-- Prompt --
Check every line below for the word "time" and copy the ones that have it.

(Dataset items)
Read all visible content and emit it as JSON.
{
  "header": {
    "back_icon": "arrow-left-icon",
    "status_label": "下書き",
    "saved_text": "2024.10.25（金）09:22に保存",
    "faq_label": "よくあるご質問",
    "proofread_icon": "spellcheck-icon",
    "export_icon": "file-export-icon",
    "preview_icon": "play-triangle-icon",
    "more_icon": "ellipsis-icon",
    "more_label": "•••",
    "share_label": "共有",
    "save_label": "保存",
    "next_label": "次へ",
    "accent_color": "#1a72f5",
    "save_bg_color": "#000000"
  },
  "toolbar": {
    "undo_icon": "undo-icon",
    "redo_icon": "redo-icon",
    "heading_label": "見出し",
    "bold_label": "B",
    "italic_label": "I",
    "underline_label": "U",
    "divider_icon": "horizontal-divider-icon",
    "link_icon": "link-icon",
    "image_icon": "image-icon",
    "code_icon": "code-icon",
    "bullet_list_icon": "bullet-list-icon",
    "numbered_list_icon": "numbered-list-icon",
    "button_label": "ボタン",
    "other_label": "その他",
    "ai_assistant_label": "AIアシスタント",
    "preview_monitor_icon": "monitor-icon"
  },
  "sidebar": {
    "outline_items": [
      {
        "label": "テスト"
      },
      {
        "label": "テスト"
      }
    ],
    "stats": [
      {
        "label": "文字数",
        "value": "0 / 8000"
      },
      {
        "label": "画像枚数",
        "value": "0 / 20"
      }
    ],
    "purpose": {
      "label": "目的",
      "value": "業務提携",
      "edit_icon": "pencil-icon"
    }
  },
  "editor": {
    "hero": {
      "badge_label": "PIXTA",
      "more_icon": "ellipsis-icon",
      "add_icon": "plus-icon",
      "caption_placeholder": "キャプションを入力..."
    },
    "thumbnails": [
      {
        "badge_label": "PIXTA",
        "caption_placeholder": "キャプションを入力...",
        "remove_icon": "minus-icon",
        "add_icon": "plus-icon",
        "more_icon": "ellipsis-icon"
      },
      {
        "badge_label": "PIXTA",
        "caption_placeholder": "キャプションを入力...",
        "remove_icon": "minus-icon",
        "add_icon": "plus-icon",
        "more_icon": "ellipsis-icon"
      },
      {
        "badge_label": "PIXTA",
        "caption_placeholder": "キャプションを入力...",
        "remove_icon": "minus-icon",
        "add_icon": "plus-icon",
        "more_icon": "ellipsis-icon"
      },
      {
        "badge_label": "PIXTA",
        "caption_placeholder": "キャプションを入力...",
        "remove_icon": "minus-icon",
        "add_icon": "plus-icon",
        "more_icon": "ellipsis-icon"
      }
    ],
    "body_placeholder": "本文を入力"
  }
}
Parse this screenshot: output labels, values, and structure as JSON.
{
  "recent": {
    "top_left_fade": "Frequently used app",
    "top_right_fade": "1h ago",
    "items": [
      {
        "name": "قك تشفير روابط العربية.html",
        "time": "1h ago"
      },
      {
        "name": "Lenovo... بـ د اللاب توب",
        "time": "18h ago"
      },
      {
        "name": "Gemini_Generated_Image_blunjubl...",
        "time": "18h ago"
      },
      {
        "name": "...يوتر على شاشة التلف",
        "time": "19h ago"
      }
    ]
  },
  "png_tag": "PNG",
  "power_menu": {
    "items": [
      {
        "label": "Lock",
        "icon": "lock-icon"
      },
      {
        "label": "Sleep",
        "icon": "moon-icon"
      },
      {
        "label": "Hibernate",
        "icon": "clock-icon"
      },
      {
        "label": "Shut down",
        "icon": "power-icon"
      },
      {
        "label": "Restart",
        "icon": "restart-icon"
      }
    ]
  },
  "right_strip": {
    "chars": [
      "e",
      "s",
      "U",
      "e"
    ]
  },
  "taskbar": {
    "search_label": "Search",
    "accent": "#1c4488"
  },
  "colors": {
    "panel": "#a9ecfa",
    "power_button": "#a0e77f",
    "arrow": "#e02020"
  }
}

-- Task result --
        "time": "1h ago"
        "time": "18h ago"
        "time": "18h ago"
        "time": "19h ago"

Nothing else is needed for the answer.